__What to work on__
Retype the full set of records. Keep every character identical.

__Input material__
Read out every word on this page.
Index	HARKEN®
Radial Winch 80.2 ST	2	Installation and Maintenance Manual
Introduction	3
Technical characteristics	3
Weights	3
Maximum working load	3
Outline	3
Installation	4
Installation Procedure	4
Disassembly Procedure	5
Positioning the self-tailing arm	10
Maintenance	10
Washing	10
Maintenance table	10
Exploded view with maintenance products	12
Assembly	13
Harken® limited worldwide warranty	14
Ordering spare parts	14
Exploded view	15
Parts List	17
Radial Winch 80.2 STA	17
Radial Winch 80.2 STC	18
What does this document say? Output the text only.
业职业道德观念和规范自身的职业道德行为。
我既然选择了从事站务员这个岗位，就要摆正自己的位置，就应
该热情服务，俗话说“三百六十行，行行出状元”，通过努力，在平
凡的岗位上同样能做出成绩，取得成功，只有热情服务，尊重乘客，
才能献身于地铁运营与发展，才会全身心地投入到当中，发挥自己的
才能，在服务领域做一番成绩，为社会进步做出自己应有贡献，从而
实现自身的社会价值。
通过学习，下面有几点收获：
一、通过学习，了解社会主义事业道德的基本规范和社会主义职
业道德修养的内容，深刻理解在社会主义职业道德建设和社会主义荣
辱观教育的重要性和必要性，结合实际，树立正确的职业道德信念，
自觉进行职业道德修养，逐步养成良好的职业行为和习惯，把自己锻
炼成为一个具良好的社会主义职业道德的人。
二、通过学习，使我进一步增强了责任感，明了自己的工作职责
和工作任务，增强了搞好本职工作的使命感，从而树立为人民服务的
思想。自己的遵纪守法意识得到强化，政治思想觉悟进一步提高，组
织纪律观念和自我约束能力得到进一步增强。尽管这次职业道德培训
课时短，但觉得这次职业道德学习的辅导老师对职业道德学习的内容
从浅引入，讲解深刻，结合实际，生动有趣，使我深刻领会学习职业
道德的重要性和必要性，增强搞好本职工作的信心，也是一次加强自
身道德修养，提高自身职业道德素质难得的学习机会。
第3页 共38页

__Written response__
Read out every word on this page.
Index	HARKEN®
Radial Winch 80.2 ST	2	Installation and Maintenance Manual
Introduction	3
Technical characteristics	3
Weights	3
Maximum working load	3
Outline	3
Installation	4
Installation Procedure	4
Disassembly Procedure	5
Positioning the self-tailing arm	10
Maintenance	10
Washing	10
Maintenance table	10
Exploded view with maintenance products	12
Assembly	13
Harken® limited worldwide warranty	14
Ordering spare parts	14
Exploded view	15
Parts List	17
Radial Winch 80.2 STA	17
Radial Winch 80.2 STC	18
What does this document say? Output the text only.
业职业道德观念和规范自身的职业道德行为。
我既然选择了从事站务员这个岗位，就要摆正自己的位置，就应
该热情服务，俗话说“三百六十行，行行出状元”，通过努力，在平
凡的岗位上同样能做出成绩，取得成功，只有热情服务，尊重乘客，
才能献身于地铁运营与发展，才会全身心地投入到当中，发挥自己的
才能，在服务领域做一番成绩，为社会进步做出自己应有贡献，从而
实现自身的社会价值。
通过学习，下面有几点收获：
一、通过学习，了解社会主义事业道德的基本规范和社会主义职
业道德修养的内容，深刻理解在社会主义职业道德建设和社会主义荣
辱观教育的重要性和必要性，结合实际，树立正确的职业道德信念，
自觉进行职业道德修养，逐步养成良好的职业行为和习惯，把自己锻
炼成为一个具良好的社会主义职业道德的人。
二、通过学习，使我进一步增强了责任感，明了自己的工作职责
和工作任务，增强了搞好本职工作的使命感，从而树立为人民服务的
思想。自己的遵纪守法意识得到强化，政治思想觉悟进一步提高，组
织纪律观念和自我约束能力得到进一步增强。尽管这次职业道德培训
课时短，但觉得这次职业道德学习的辅导老师对职业道德学习的内容
从浅引入，讲解深刻，结合实际，生动有趣，使我深刻领会学习职业
道德的重要性和必要性，增强搞好本职工作的信心，也是一次加强自
身道德修养，提高自身职业道德素质难得的学习机会。
第3页 共38页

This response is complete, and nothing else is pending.